━━ DATA FOR THE TASK ━━

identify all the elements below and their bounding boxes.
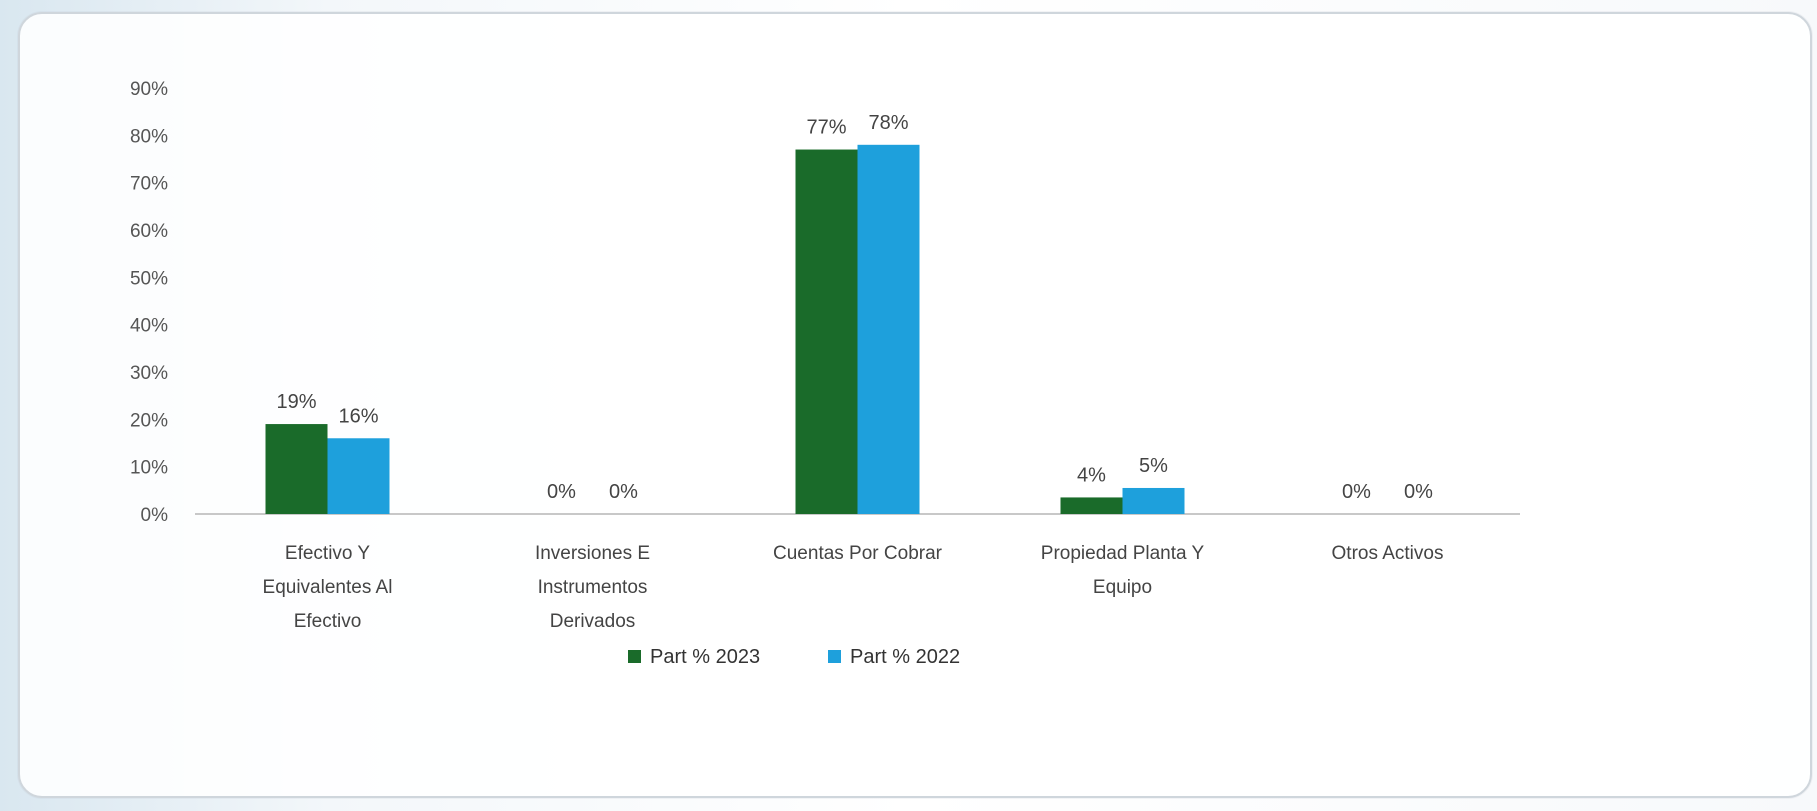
legend-label: Part % 2023 [650, 646, 760, 668]
bar [265, 424, 328, 514]
y-tick-label: 20% [130, 410, 168, 431]
data-label: 19% [276, 391, 316, 413]
y-tick-label: 90% [130, 79, 168, 100]
bar [857, 144, 920, 515]
y-tick-label: 80% [130, 126, 168, 147]
bar [1060, 497, 1123, 514]
data-label: 4% [1077, 464, 1106, 486]
x-tick-label: Equipo [1093, 577, 1152, 598]
y-tick-label: 40% [130, 316, 168, 337]
data-label: 0% [1342, 481, 1371, 503]
x-tick-label: Efectivo Y [285, 543, 371, 564]
y-tick-label: 10% [130, 458, 168, 479]
legend-swatch [628, 650, 641, 663]
legend-label: Part % 2022 [850, 646, 960, 668]
y-tick-label: 30% [130, 363, 168, 384]
bar [795, 149, 858, 515]
x-tick-label: Efectivo [294, 611, 362, 632]
y-tick-label: 0% [141, 505, 169, 526]
data-label: 78% [868, 112, 908, 134]
data-label: 16% [338, 405, 378, 427]
x-tick-label: Propiedad Planta Y [1041, 543, 1205, 564]
x-tick-label: Inversiones E [535, 543, 650, 564]
x-tick-label: Derivados [550, 611, 636, 632]
data-label: 0% [547, 481, 576, 503]
x-tick-label: Cuentas Por Cobrar [773, 543, 943, 564]
y-tick-label: 60% [130, 221, 168, 242]
data-label: 77% [806, 117, 846, 139]
data-label: 5% [1139, 455, 1168, 477]
bar [1122, 487, 1185, 514]
y-tick-label: 50% [130, 268, 168, 289]
bar [327, 438, 390, 514]
y-tick-label: 70% [130, 174, 168, 195]
x-tick-label: Instrumentos [538, 577, 648, 598]
legend-swatch [828, 650, 841, 663]
x-tick-label: Equivalentes Al [263, 577, 393, 598]
data-label: 0% [609, 481, 638, 503]
x-tick-label: Otros Activos [1332, 543, 1444, 564]
data-label: 0% [1404, 481, 1433, 503]
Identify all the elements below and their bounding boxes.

━━━

Express the lines of the listing as a JSON list of strings, one string per line, with blank lines omitted. Start at the line containing "legend-label: Part % 2023" and end after the line containing "x-tick-label: Inversiones E".

[
  "legend-label: Part % 2023 [650, 646, 760, 668]",
  "bar [265, 424, 328, 514]",
  "y-tick-label: 20% [130, 410, 168, 431]",
  "data-label: 19% [276, 391, 316, 413]",
  "y-tick-label: 90% [130, 79, 168, 100]",
  "bar [857, 144, 920, 515]",
  "y-tick-label: 80% [130, 126, 168, 147]",
  "bar [1060, 497, 1123, 514]",
  "data-label: 4% [1077, 464, 1106, 486]",
  "x-tick-label: Equipo [1093, 577, 1152, 598]",
  "y-tick-label: 40% [130, 316, 168, 337]",
  "data-label: 0% [1342, 481, 1371, 503]",
  "x-tick-label: Efectivo Y [285, 543, 371, 564]",
  "y-tick-label: 10% [130, 458, 168, 479]",
  "legend-swatch [628, 650, 641, 663]",
  "legend-label: Part % 2022 [850, 646, 960, 668]",
  "y-tick-label: 30% [130, 363, 168, 384]",
  "bar [795, 149, 858, 515]",
  "x-tick-label: Efectivo [294, 611, 362, 632]",
  "y-tick-label: 0% [141, 505, 169, 526]",
  "data-label: 78% [868, 112, 908, 134]",
  "data-label: 16% [338, 405, 378, 427]",
  "x-tick-label: Propiedad Planta Y [1041, 543, 1205, 564]",
  "x-tick-label: Inversiones E [535, 543, 650, 564]"
]